■ Exercise 1 ■
Reword part of the passage on loss-making property sales, replacing "Hamilton" with "Palmerston North". Begin at the words "Around the other" and stop after "and Dunedin 10.0%.".
■ Exercise 2 ■
Name every city the passage on loss-making property sales lists among the other main centres.
■ Exercise 3 ■
Please carry on the passage on loss-making property sales, starting after its final sentence.

The percentage of residential property sales made at a loss hit a 12-year high in the third quarter (Q3) of this year, according to property data company Cotality's latest Pain and Gain Report.

Cotality found 12.2% of resales in Q3, excluding new properties being sold for the first time, were sold for less than their previous purchase price, leaving their vendors with a loss.

That's up from a peak of just 0.7% of loss making resales at the height of the last property boom in the fourth quarter (Q4) of 2021, and means loss making sales are running at their highest levels since the second quarter (Q2) of 2013.

Conversely of course, 87.8% of resales in Q3 this year were made at a profit for their vendors, although that was the lowest level of sales making a capital gain in the last 12 years.

Loss making resales were greatest in the Auckland Region, where nearly one-in-five (19.3%) of resales were made at a loss in Q3 this year.

Around the other main centres, the percentage of resales making a loss in Hamilton was 15.5%, Tauranga 10.8%, Wellington 15.8%, Christchurch 5.5% and Dunedin 10.0%.

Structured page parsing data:
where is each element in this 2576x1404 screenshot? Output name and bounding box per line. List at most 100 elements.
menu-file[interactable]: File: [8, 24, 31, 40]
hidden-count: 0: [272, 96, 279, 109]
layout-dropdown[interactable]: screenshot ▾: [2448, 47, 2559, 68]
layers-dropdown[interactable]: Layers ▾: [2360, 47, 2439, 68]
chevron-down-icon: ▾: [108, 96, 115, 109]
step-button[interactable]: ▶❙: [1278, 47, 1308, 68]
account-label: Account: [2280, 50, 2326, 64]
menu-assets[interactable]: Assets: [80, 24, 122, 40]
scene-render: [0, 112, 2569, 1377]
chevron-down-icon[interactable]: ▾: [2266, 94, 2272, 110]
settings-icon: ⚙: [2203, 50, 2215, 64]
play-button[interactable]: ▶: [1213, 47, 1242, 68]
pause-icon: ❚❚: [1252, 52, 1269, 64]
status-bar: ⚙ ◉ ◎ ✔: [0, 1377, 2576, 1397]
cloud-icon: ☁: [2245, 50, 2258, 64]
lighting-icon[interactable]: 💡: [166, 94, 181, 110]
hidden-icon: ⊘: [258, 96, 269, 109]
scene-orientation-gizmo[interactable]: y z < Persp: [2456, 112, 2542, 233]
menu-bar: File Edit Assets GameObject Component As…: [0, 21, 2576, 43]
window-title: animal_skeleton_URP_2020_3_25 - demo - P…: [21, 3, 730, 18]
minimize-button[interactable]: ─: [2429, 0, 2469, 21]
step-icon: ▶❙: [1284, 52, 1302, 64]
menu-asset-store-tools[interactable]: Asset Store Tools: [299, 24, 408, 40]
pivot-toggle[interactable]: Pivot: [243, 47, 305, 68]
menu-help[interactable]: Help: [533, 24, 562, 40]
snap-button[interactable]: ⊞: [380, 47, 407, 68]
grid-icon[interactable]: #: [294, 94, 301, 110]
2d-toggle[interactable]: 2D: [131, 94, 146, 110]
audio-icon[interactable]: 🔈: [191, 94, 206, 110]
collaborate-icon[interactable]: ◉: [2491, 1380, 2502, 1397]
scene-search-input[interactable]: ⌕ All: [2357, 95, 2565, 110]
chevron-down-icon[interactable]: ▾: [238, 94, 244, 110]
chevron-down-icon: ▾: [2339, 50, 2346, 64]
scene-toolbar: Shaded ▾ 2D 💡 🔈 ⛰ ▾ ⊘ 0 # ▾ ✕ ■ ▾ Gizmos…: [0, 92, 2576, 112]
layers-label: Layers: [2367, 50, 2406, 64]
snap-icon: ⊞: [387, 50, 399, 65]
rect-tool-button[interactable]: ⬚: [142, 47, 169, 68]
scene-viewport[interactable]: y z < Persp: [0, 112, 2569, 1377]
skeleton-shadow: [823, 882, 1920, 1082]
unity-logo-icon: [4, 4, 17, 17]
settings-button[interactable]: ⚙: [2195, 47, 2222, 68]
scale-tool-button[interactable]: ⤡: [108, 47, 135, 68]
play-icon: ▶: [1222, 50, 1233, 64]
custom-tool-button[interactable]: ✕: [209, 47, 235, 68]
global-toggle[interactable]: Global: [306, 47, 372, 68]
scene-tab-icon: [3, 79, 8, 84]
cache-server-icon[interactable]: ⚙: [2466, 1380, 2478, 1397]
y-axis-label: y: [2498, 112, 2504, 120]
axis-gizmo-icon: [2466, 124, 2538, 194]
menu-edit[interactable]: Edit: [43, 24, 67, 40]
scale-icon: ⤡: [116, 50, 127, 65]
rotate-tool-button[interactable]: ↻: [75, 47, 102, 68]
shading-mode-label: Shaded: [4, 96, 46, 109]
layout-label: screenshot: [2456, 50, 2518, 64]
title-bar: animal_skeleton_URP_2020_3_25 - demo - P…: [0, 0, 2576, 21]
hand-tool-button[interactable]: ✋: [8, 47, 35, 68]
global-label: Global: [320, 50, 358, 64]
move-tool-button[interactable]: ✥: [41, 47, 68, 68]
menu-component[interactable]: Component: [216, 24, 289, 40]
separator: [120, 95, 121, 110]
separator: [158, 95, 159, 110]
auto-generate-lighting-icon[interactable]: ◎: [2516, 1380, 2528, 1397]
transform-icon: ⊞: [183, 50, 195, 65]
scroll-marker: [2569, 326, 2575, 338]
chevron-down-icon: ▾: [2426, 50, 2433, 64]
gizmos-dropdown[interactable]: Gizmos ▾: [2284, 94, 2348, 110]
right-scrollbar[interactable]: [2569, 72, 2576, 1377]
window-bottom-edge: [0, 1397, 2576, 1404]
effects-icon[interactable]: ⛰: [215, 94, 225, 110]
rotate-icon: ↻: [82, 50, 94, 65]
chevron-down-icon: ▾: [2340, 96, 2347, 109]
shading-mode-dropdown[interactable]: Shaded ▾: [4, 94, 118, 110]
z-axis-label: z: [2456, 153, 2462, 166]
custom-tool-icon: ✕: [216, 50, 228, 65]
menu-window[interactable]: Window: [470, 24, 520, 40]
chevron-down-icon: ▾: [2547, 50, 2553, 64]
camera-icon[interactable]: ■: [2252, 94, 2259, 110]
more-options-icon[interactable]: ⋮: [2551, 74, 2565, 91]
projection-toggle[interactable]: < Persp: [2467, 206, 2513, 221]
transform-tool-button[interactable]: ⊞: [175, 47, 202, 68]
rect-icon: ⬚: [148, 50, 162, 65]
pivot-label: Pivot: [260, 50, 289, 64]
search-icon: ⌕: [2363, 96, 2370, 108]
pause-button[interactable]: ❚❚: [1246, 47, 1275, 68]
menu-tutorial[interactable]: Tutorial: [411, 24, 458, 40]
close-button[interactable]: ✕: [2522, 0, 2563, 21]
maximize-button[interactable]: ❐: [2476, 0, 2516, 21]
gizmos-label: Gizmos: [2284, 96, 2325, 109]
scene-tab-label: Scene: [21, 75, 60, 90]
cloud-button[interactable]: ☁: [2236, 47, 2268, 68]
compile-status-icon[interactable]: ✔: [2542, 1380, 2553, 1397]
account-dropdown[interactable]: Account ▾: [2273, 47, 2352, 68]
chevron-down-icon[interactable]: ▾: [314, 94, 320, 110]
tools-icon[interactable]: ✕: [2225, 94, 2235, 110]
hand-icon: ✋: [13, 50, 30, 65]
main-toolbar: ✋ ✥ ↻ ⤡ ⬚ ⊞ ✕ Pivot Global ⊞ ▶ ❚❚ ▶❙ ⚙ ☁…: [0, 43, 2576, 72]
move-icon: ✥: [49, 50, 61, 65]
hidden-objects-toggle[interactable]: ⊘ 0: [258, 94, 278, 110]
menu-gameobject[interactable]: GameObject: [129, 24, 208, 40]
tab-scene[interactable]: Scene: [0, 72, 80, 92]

■ Output 1 ■
Around the other main centres, the percentage of resales making a loss in Palmerston North was 15.5%, Tauranga 10.8%, Wellington 15.8%, Christchurch 5.5% and Dunedin 10.0%.

■ Output 2 ■
Hamilton, Tauranga, Wellington, Christchurch, Dunedin

■ Output 3 ■
Across the entire country, the median loss on properties that sold for less than their previous purchase price was $50,000, while the median capital gain on those that sold for a profit was $270,000.

In Auckland the median loss was $75,000, and the median gain was $338,000.

The differences in the size of capital losses and gains was also reflected in the length of time properties had been owned for before they were sold.

The median length of ownership for properties sold at a loss was 3.7 years, while the median length of ownership for properties sold at a profit was 9.5 years.

It should be remembered that selling expenses such as agency commissions and legal fees would have increased the size of the losses and reduced the size of the gains on most sales. These can have have a significant impact on the total loss or profit made by the vendor when a property is sold.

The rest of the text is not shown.